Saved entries
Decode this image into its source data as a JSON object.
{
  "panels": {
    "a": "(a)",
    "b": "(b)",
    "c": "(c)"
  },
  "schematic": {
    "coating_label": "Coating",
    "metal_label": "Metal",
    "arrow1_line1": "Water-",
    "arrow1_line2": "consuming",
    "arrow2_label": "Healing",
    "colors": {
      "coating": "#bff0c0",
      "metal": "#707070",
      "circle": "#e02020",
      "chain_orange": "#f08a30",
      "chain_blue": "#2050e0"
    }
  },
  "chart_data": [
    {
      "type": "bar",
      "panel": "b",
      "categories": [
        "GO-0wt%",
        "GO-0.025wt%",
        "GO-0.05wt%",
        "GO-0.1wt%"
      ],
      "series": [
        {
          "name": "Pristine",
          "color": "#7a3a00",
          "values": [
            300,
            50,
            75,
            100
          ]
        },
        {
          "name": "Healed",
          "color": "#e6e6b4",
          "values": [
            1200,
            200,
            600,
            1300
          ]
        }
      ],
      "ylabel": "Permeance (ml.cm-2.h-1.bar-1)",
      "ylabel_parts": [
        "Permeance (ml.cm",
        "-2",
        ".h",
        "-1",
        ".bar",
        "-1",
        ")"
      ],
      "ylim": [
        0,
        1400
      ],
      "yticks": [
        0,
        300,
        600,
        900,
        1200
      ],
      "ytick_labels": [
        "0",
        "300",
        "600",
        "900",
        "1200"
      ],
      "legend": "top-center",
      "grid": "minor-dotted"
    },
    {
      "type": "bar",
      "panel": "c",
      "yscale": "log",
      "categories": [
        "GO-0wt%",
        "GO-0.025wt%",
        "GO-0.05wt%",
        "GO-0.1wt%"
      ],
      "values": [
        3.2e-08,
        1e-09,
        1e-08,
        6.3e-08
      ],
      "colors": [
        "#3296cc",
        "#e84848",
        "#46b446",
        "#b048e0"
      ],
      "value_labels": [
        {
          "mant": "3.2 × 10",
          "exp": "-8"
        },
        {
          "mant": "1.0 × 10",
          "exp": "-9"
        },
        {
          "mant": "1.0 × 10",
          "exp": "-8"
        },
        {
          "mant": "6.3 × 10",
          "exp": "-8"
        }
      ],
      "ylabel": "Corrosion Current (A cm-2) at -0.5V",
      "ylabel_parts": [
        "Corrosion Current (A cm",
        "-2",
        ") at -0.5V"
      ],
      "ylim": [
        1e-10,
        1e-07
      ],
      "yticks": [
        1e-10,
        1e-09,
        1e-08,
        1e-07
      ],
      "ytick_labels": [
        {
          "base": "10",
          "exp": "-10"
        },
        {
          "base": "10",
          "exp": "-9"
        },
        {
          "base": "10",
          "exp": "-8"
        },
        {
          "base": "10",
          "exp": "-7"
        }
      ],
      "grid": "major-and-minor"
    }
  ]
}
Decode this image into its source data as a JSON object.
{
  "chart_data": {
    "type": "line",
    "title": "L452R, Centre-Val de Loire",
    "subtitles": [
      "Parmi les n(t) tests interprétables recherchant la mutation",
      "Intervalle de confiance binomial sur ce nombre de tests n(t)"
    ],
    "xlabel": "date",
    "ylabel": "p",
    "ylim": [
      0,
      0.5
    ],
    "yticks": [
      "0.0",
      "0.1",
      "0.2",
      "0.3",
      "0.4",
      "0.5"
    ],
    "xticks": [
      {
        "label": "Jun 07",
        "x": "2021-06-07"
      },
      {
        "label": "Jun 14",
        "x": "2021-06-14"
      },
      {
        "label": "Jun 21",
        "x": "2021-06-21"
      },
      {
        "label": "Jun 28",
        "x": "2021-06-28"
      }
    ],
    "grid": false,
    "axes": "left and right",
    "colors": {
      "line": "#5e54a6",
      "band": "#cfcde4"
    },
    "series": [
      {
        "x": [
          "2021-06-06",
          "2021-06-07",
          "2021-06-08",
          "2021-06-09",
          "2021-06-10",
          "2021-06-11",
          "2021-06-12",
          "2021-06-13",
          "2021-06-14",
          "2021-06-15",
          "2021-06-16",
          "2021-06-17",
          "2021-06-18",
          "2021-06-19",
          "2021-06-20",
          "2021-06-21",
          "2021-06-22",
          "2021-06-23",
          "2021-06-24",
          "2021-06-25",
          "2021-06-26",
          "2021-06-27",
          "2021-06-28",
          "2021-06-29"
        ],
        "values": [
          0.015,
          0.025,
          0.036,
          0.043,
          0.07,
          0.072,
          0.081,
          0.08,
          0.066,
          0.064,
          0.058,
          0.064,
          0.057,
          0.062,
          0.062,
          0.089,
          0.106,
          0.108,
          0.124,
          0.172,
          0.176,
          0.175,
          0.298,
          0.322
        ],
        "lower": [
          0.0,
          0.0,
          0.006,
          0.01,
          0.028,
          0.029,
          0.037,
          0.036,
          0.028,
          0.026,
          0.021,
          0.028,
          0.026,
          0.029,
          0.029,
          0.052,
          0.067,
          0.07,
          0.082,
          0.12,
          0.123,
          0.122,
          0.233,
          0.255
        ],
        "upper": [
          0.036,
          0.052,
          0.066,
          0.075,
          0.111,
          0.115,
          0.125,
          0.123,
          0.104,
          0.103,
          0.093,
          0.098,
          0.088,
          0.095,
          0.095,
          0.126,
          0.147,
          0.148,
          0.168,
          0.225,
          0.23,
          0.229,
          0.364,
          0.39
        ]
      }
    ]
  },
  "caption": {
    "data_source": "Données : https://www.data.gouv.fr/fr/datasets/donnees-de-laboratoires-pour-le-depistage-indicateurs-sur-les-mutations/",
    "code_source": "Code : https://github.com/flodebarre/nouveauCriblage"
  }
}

THE TASK
Find every line containing the word "Current", then give the total and nothing more.

THE OUTPUT
2